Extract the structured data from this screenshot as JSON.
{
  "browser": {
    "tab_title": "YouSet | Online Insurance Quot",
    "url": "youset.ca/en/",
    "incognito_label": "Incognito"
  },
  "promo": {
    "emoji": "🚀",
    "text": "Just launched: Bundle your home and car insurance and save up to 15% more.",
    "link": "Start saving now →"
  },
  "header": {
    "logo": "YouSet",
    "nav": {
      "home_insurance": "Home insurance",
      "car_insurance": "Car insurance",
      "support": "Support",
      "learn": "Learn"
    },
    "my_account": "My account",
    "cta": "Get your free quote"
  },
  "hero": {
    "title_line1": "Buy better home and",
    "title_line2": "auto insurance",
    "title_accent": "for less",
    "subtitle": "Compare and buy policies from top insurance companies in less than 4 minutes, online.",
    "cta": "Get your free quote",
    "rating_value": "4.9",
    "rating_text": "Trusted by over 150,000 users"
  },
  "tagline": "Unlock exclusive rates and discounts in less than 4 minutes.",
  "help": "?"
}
——
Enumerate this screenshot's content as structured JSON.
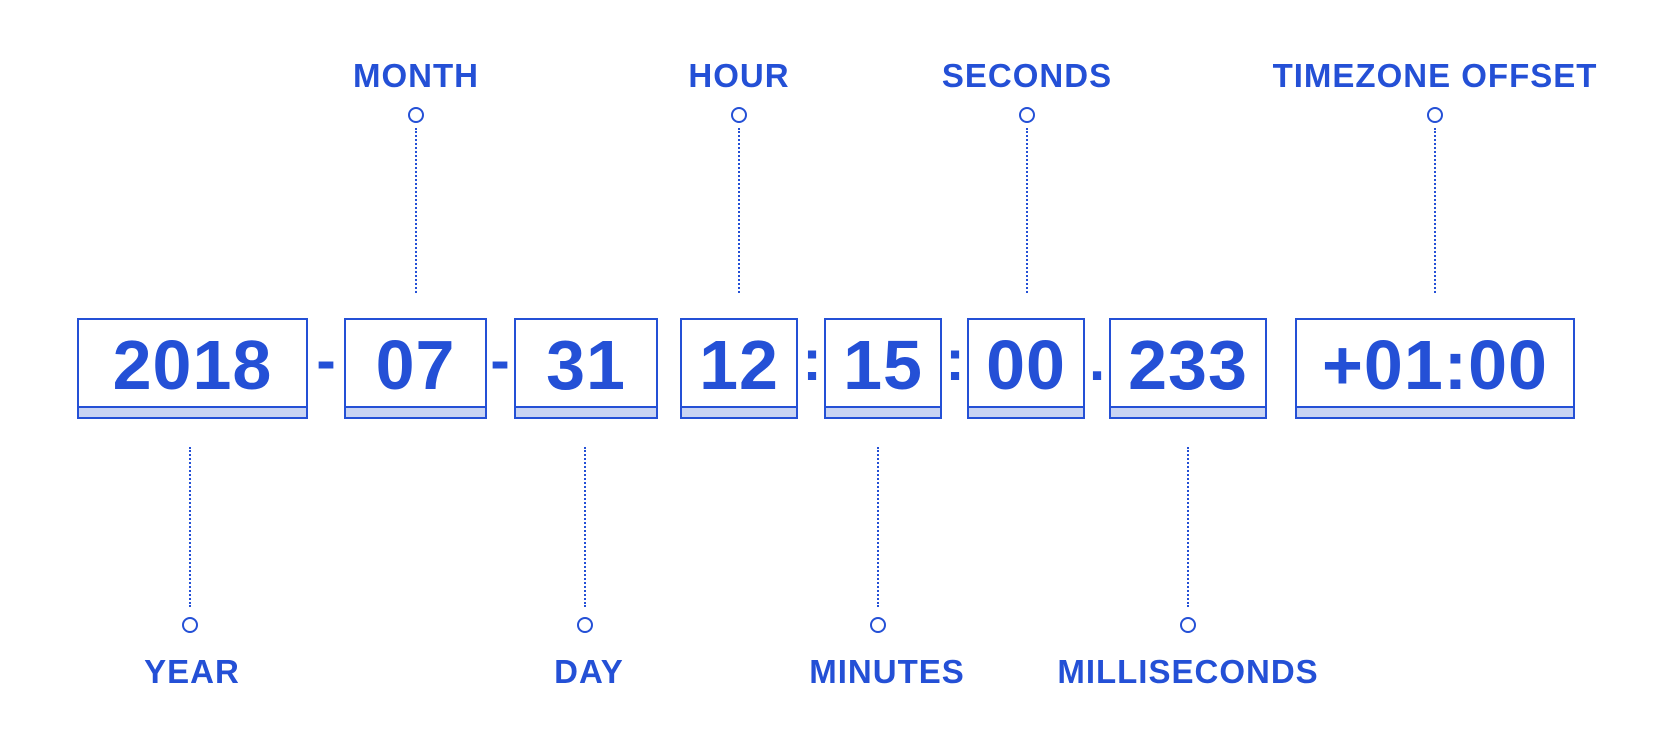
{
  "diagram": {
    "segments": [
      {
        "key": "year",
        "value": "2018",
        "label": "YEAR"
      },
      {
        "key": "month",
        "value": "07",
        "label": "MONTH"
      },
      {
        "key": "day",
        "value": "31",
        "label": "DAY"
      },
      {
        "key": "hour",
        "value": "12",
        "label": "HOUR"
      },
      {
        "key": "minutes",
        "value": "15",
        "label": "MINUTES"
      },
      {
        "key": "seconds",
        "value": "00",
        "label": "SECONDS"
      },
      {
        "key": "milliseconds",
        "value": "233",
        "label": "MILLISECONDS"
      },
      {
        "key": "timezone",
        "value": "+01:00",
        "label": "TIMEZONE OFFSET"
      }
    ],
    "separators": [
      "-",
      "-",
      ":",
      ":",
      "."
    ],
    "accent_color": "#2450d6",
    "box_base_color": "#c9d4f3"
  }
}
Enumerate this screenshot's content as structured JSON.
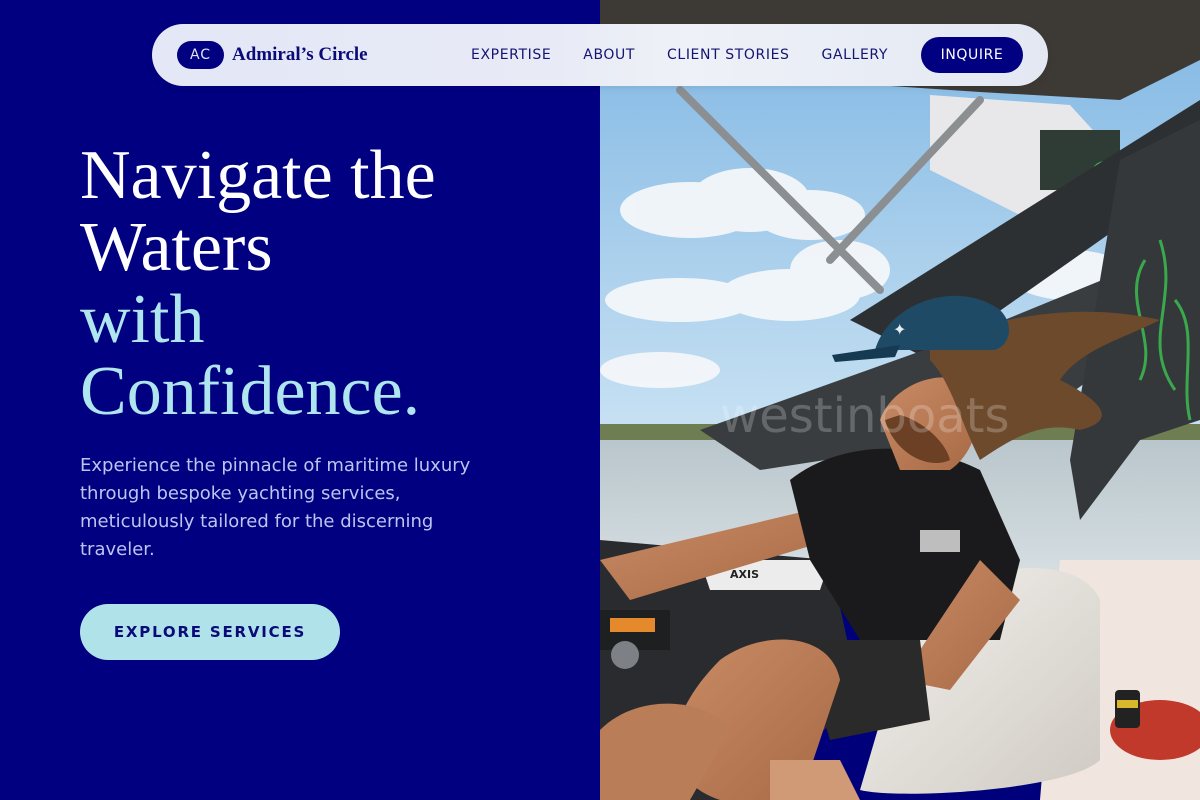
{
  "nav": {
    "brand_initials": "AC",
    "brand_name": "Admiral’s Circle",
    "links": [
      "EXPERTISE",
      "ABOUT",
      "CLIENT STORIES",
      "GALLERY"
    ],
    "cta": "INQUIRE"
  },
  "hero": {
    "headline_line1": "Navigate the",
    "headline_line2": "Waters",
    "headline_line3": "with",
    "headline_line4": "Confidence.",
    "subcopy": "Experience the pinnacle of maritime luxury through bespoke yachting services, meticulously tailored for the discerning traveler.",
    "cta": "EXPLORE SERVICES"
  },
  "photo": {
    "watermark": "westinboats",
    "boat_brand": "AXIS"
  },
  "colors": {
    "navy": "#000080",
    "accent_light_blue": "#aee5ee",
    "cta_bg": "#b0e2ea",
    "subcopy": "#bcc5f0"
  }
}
——
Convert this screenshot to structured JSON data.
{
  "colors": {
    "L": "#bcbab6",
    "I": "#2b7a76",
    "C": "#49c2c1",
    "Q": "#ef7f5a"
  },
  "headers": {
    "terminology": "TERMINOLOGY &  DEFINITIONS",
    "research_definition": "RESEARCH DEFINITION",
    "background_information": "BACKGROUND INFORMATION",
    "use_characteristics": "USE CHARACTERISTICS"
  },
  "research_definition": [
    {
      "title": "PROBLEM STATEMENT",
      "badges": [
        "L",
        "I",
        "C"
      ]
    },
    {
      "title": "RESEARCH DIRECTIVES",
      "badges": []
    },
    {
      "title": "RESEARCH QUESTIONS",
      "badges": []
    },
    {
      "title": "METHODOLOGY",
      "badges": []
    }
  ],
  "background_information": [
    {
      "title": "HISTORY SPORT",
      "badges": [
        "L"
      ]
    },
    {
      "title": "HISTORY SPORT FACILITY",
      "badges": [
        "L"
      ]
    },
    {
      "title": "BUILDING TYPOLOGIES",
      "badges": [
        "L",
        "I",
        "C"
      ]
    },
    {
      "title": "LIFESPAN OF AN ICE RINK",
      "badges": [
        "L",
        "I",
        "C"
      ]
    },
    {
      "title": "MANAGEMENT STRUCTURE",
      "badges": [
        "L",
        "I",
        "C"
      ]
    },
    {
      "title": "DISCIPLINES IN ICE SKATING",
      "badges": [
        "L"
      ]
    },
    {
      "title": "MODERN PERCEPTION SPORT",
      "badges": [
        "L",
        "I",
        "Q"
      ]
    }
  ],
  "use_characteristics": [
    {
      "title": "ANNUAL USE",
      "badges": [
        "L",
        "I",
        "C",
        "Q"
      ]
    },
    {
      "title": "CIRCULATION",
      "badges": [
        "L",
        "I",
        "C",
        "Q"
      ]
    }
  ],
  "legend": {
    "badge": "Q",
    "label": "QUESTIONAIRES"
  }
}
——
Identify and copy all lines with the word "this".

Extract the structured data from this screenshot as JSON.
Enumerate this screenshot's content as structured JSON.
Enumerate this screenshot's content as structured JSON.
Convert this screenshot to structured JSON data.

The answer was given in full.